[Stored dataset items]
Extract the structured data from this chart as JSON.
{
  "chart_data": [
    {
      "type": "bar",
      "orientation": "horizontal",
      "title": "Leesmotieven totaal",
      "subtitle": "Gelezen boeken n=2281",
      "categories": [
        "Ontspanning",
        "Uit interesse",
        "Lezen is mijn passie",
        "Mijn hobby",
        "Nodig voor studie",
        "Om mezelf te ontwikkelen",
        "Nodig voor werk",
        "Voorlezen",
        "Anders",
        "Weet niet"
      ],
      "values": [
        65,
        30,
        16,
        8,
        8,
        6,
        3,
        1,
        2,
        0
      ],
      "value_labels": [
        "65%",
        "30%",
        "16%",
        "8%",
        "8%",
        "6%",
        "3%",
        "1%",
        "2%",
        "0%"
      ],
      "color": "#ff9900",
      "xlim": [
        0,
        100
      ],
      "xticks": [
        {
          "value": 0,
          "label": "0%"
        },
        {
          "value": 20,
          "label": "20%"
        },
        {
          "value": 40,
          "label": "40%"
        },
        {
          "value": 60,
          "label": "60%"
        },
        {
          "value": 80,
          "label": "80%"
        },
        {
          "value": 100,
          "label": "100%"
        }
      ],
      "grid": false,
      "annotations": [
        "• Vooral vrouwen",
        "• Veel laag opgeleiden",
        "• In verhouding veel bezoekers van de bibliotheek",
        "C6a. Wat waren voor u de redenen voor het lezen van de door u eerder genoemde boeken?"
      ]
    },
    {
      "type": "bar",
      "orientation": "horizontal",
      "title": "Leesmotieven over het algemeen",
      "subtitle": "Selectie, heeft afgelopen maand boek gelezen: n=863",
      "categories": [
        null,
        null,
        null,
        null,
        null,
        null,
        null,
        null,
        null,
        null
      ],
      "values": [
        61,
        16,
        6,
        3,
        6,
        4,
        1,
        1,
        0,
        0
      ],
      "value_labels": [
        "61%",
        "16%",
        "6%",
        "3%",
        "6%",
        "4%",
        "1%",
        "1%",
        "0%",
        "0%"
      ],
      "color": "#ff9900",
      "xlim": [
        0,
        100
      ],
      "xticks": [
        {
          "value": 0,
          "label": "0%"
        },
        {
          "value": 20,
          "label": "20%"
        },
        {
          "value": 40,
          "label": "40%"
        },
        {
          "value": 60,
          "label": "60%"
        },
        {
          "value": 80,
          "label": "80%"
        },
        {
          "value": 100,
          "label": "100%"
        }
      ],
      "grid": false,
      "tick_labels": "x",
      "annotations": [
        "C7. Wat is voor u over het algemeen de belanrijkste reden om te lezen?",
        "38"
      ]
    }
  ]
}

EXERCISE DESCRIPTION> Please restate the records in full, word for word.

EXERCISE SOLUTION>
Extract the structured data from this chart as JSON.
{
  "chart_data": [
    {
      "type": "bar",
      "orientation": "horizontal",
      "title": "Leesmotieven totaal",
      "subtitle": "Gelezen boeken n=2281",
      "categories": [
        "Ontspanning",
        "Uit interesse",
        "Lezen is mijn passie",
        "Mijn hobby",
        "Nodig voor studie",
        "Om mezelf te ontwikkelen",
        "Nodig voor werk",
        "Voorlezen",
        "Anders",
        "Weet niet"
      ],
      "values": [
        65,
        30,
        16,
        8,
        8,
        6,
        3,
        1,
        2,
        0
      ],
      "value_labels": [
        "65%",
        "30%",
        "16%",
        "8%",
        "8%",
        "6%",
        "3%",
        "1%",
        "2%",
        "0%"
      ],
      "color": "#ff9900",
      "xlim": [
        0,
        100
      ],
      "xticks": [
        {
          "value": 0,
          "label": "0%"
        },
        {
          "value": 20,
          "label": "20%"
        },
        {
          "value": 40,
          "label": "40%"
        },
        {
          "value": 60,
          "label": "60%"
        },
        {
          "value": 80,
          "label": "80%"
        },
        {
          "value": 100,
          "label": "100%"
        }
      ],
      "grid": false,
      "annotations": [
        "• Vooral vrouwen",
        "• Veel laag opgeleiden",
        "• In verhouding veel bezoekers van de bibliotheek",
        "C6a. Wat waren voor u de redenen voor het lezen van de door u eerder genoemde boeken?"
      ]
    },
    {
      "type": "bar",
      "orientation": "horizontal",
      "title": "Leesmotieven over het algemeen",
      "subtitle": "Selectie, heeft afgelopen maand boek gelezen: n=863",
      "categories": [
        null,
        null,
        null,
        null,
        null,
        null,
        null,
        null,
        null,
        null
      ],
      "values": [
        61,
        16,
        6,
        3,
        6,
        4,
        1,
        1,
        0,
        0
      ],
      "value_labels": [
        "61%",
        "16%",
        "6%",
        "3%",
        "6%",
        "4%",
        "1%",
        "1%",
        "0%",
        "0%"
      ],
      "color": "#ff9900",
      "xlim": [
        0,
        100
      ],
      "xticks": [
        {
          "value": 0,
          "label": "0%"
        },
        {
          "value": 20,
          "label": "20%"
        },
        {
          "value": 40,
          "label": "40%"
        },
        {
          "value": 60,
          "label": "60%"
        },
        {
          "value": 80,
          "label": "80%"
        },
        {
          "value": 100,
          "label": "100%"
        }
      ],
      "grid": false,
      "tick_labels": "x",
      "annotations": [
        "C7. Wat is voor u over het algemeen de belanrijkste reden om te lezen?",
        "38"
      ]
    }
  ]
}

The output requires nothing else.